**Materials provided:**
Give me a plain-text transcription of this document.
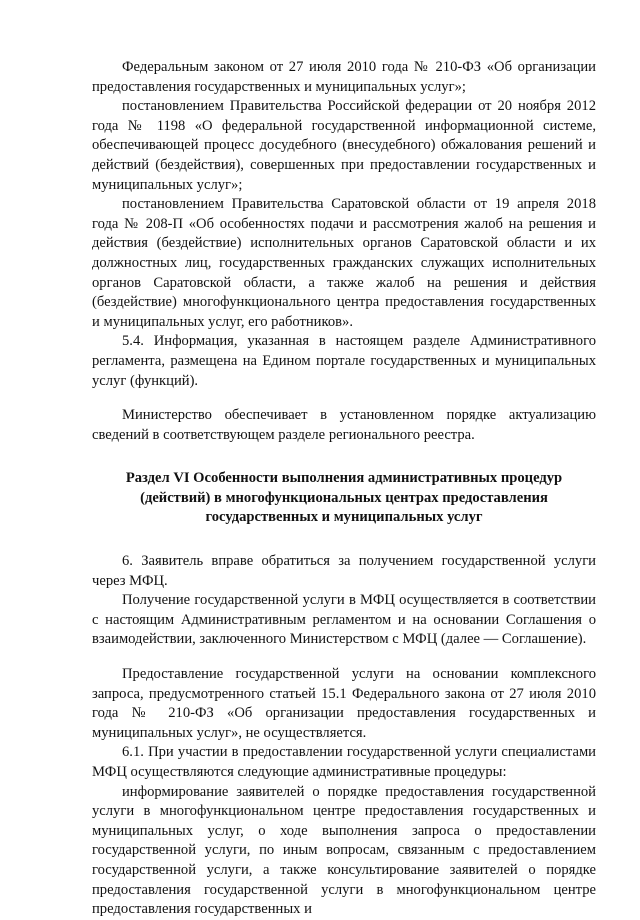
Федеральным законом от 27 июля 2010 года № 210-ФЗ «Об организации предоставления государственных и муниципальных услуг»;

постановлением Правительства Российской федерации от 20 ноября 2012 года № 1198 «О федеральной государственной информационной системе, обеспечивающей процесс досудебного (внесудебного) обжалования решений и действий (бездействия), совершенных при предоставлении государственных и муниципальных услуг»;

постановлением Правительства Саратовской области от 19 апреля 2018 года № 208-П «Об особенностях подачи и рассмотрения жалоб на решения и действия (бездействие) исполнительных органов Саратовской области и их должностных лиц, государственных гражданских служащих исполнительных органов Саратовской области, а также жалоб на решения и действия (бездействие) многофункционального центра предоставления государственных и муниципальных услуг, его работников».

5.4. Информация, указанная в настоящем разделе Административного регламента, размещена на Едином портале государственных и муниципальных услуг (функций).

Министерство обеспечивает в установленном порядке актуализацию сведений в соответствующем разделе регионального реестра.

Раздел VI Особенности выполнения административных процедур
(действий) в многофункциональных центрах предоставления
государственных и муниципальных услуг

6. Заявитель вправе обратиться за получением государственной услуги через МФЦ.

Получение государственной услуги в МФЦ осуществляется в соответствии с настоящим Административным регламентом и на основании Соглашения о взаимодействии, заключенного Министерством с МФЦ (далее — Соглашение).

Предоставление государственной услуги на основании комплексного запроса, предусмотренного статьей 15.1 Федерального закона от 27 июля 2010 года № 210-ФЗ «Об организации предоставления государственных и муниципальных услуг», не осуществляется.

6.1. При участии в предоставлении государственной услуги специалистами МФЦ осуществляются следующие административные процедуры:

информирование заявителей о порядке предоставления государственной услуги в многофункциональном центре предоставления государственных и муниципальных услуг, о ходе выполнения запроса о предоставлении государственной услуги, по иным вопросам, связанным с предоставлением государственной услуги, а также консультирование заявителей о порядке предоставления государственной услуги в многофункциональном центре предоставления государственных и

**Set task:** Skip the pictures and transcribe the rest of the records exactly.

**Exercise answer:**
Give me a plain-text transcription of this document.
Федеральным законом от 27 июля 2010 года № 210-ФЗ «Об организации предоставления государственных и муниципальных услуг»;

постановлением Правительства Российской федерации от 20 ноября 2012 года № 1198 «О федеральной государственной информационной системе, обеспечивающей процесс досудебного (внесудебного) обжалования решений и действий (бездействия), совершенных при предоставлении государственных и муниципальных услуг»;

постановлением Правительства Саратовской области от 19 апреля 2018 года № 208-П «Об особенностях подачи и рассмотрения жалоб на решения и действия (бездействие) исполнительных органов Саратовской области и их должностных лиц, государственных гражданских служащих исполнительных органов Саратовской области, а также жалоб на решения и действия (бездействие) многофункционального центра предоставления государственных и муниципальных услуг, его работников».

5.4. Информация, указанная в настоящем разделе Административного регламента, размещена на Едином портале государственных и муниципальных услуг (функций).

Министерство обеспечивает в установленном порядке актуализацию сведений в соответствующем разделе регионального реестра.

Раздел VI Особенности выполнения административных процедур
(действий) в многофункциональных центрах предоставления
государственных и муниципальных услуг

6. Заявитель вправе обратиться за получением государственной услуги через МФЦ.

Получение государственной услуги в МФЦ осуществляется в соответствии с настоящим Административным регламентом и на основании Соглашения о взаимодействии, заключенного Министерством с МФЦ (далее — Соглашение).

Предоставление государственной услуги на основании комплексного запроса, предусмотренного статьей 15.1 Федерального закона от 27 июля 2010 года № 210-ФЗ «Об организации предоставления государственных и муниципальных услуг», не осуществляется.

6.1. При участии в предоставлении государственной услуги специалистами МФЦ осуществляются следующие административные процедуры:

информирование заявителей о порядке предоставления государственной услуги в многофункциональном центре предоставления государственных и муниципальных услуг, о ходе выполнения запроса о предоставлении государственной услуги, по иным вопросам, связанным с предоставлением государственной услуги, а также консультирование заявителей о порядке предоставления государственной услуги в многофункциональном центре предоставления государственных и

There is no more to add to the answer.